--- start ---
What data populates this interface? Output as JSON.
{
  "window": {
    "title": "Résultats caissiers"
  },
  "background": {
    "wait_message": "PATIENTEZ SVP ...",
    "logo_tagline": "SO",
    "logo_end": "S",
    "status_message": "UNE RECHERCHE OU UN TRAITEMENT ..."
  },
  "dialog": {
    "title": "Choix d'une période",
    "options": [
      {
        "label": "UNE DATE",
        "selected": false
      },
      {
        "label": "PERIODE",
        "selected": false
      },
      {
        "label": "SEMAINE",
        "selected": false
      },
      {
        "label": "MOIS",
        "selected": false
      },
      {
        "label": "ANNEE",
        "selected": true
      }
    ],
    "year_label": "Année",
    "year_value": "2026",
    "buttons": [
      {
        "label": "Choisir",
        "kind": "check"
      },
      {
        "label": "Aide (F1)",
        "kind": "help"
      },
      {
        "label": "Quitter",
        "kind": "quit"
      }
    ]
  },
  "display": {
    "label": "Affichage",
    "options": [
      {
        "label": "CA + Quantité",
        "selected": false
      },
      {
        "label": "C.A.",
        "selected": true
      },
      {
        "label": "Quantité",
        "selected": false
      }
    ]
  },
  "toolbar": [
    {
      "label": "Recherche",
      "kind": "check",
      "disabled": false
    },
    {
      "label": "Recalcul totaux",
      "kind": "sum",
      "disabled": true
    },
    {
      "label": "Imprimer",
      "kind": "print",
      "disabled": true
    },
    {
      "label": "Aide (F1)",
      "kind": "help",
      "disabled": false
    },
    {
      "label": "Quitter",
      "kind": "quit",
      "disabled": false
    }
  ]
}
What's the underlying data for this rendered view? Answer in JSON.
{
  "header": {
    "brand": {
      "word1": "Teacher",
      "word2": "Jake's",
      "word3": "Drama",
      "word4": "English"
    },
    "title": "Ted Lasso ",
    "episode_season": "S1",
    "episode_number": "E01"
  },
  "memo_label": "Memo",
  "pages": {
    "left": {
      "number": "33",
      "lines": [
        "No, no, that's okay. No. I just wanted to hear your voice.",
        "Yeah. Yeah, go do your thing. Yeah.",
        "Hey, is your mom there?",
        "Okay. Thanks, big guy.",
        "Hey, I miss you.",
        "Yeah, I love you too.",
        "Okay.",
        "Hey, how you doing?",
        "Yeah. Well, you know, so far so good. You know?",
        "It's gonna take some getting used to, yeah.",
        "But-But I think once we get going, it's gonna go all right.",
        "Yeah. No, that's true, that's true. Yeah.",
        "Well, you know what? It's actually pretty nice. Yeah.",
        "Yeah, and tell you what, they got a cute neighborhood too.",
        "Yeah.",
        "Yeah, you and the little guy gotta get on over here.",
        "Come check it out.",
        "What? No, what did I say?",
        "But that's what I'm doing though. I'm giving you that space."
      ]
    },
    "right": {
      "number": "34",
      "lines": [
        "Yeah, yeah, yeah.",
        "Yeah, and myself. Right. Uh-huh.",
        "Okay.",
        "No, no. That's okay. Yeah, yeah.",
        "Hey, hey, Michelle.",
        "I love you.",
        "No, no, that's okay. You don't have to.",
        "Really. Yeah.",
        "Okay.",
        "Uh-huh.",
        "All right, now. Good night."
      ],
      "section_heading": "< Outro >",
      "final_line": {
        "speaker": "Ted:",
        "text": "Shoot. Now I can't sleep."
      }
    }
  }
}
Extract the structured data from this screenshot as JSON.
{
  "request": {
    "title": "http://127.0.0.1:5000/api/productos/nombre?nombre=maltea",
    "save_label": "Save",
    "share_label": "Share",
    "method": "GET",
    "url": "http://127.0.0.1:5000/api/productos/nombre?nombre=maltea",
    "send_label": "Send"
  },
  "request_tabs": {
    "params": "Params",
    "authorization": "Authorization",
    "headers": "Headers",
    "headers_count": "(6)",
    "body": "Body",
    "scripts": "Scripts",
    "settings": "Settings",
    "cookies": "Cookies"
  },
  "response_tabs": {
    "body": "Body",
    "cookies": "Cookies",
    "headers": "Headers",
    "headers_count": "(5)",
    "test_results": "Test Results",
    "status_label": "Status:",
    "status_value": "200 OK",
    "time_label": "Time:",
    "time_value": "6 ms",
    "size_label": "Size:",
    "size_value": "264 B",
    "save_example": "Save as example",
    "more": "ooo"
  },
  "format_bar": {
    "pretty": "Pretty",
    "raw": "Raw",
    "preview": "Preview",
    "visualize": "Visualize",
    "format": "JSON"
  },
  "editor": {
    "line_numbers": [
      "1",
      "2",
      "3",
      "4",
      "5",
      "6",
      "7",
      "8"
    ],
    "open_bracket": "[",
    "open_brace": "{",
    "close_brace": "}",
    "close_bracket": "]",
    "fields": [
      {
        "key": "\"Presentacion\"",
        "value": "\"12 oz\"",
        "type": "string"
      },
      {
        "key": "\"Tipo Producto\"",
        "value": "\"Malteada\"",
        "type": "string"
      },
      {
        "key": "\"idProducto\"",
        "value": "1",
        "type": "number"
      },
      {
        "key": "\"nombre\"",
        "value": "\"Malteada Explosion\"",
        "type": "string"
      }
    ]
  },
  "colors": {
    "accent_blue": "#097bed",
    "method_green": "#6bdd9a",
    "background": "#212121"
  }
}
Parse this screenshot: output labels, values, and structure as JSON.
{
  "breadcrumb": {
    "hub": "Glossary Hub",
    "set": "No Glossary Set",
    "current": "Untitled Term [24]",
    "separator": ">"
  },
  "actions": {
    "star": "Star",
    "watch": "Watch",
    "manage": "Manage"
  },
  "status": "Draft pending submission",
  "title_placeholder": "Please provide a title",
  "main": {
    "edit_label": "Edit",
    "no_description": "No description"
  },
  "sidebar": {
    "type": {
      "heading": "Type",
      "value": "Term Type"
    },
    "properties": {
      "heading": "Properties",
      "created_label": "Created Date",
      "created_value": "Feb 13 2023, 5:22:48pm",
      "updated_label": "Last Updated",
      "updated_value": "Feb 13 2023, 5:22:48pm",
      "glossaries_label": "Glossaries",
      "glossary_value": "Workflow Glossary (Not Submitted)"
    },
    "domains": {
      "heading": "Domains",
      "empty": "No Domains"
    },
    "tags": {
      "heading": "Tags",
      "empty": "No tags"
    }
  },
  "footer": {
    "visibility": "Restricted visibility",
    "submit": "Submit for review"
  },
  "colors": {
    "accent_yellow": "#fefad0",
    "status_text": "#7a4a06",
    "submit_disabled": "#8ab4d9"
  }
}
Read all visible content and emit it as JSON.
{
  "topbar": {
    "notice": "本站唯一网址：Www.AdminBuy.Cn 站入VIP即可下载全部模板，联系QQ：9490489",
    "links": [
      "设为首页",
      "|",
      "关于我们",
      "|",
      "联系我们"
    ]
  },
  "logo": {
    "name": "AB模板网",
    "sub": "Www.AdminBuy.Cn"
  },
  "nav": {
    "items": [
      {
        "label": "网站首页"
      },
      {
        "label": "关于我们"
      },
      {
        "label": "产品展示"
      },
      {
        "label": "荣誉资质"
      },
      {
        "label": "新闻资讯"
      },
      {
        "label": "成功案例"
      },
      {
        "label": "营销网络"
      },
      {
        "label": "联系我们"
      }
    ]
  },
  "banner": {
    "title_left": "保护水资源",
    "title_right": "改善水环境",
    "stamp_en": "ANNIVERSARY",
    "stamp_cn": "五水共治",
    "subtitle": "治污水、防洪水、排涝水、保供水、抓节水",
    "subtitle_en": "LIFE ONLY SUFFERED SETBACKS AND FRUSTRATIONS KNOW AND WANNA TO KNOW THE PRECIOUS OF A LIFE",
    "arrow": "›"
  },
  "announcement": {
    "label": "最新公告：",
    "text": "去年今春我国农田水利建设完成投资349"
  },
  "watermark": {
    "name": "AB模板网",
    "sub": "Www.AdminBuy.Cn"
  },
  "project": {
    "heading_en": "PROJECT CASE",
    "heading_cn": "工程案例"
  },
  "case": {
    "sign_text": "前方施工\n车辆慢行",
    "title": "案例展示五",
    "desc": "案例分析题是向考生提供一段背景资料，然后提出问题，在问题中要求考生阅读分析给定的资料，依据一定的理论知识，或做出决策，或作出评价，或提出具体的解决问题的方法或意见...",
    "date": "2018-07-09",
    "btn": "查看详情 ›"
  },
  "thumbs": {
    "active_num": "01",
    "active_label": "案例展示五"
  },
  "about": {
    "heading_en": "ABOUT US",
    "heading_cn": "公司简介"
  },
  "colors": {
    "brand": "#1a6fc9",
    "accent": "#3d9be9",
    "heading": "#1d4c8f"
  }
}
--- end ---
> **WHAT YOU NEED TO DO**:
Take the line with "Read all visible content and emit it as JSON." and all lines after it through the end of the records, and write them out exactly; include nothing else.

> **FULL ANSWER**:
Read all visible content and emit it as JSON.
{
  "topbar": {
    "notice": "本站唯一网址：Www.AdminBuy.Cn 站入VIP即可下载全部模板，联系QQ：9490489",
    "links": [
      "设为首页",
      "|",
      "关于我们",
      "|",
      "联系我们"
    ]
  },
  "logo": {
    "name": "AB模板网",
    "sub": "Www.AdminBuy.Cn"
  },
  "nav": {
    "items": [
      {
        "label": "网站首页"
      },
      {
        "label": "关于我们"
      },
      {
        "label": "产品展示"
      },
      {
        "label": "荣誉资质"
      },
      {
        "label": "新闻资讯"
      },
      {
        "label": "成功案例"
      },
      {
        "label": "营销网络"
      },
      {
        "label": "联系我们"
      }
    ]
  },
  "banner": {
    "title_left": "保护水资源",
    "title_right": "改善水环境",
    "stamp_en": "ANNIVERSARY",
    "stamp_cn": "五水共治",
    "subtitle": "治污水、防洪水、排涝水、保供水、抓节水",
    "subtitle_en": "LIFE ONLY SUFFERED SETBACKS AND FRUSTRATIONS KNOW AND WANNA TO KNOW THE PRECIOUS OF A LIFE",
    "arrow": "›"
  },
  "announcement": {
    "label": "最新公告：",
    "text": "去年今春我国农田水利建设完成投资349"
  },
  "watermark": {
    "name": "AB模板网",
    "sub": "Www.AdminBuy.Cn"
  },
  "project": {
    "heading_en": "PROJECT CASE",
    "heading_cn": "工程案例"
  },
  "case": {
    "sign_text": "前方施工\n车辆慢行",
    "title": "案例展示五",
    "desc": "案例分析题是向考生提供一段背景资料，然后提出问题，在问题中要求考生阅读分析给定的资料，依据一定的理论知识，或做出决策，或作出评价，或提出具体的解决问题的方法或意见...",
    "date": "2018-07-09",
    "btn": "查看详情 ›"
  },
  "thumbs": {
    "active_num": "01",
    "active_label": "案例展示五"
  },
  "about": {
    "heading_en": "ABOUT US",
    "heading_cn": "公司简介"
  },
  "colors": {
    "brand": "#1a6fc9",
    "accent": "#3d9be9",
    "heading": "#1d4c8f"
  }
}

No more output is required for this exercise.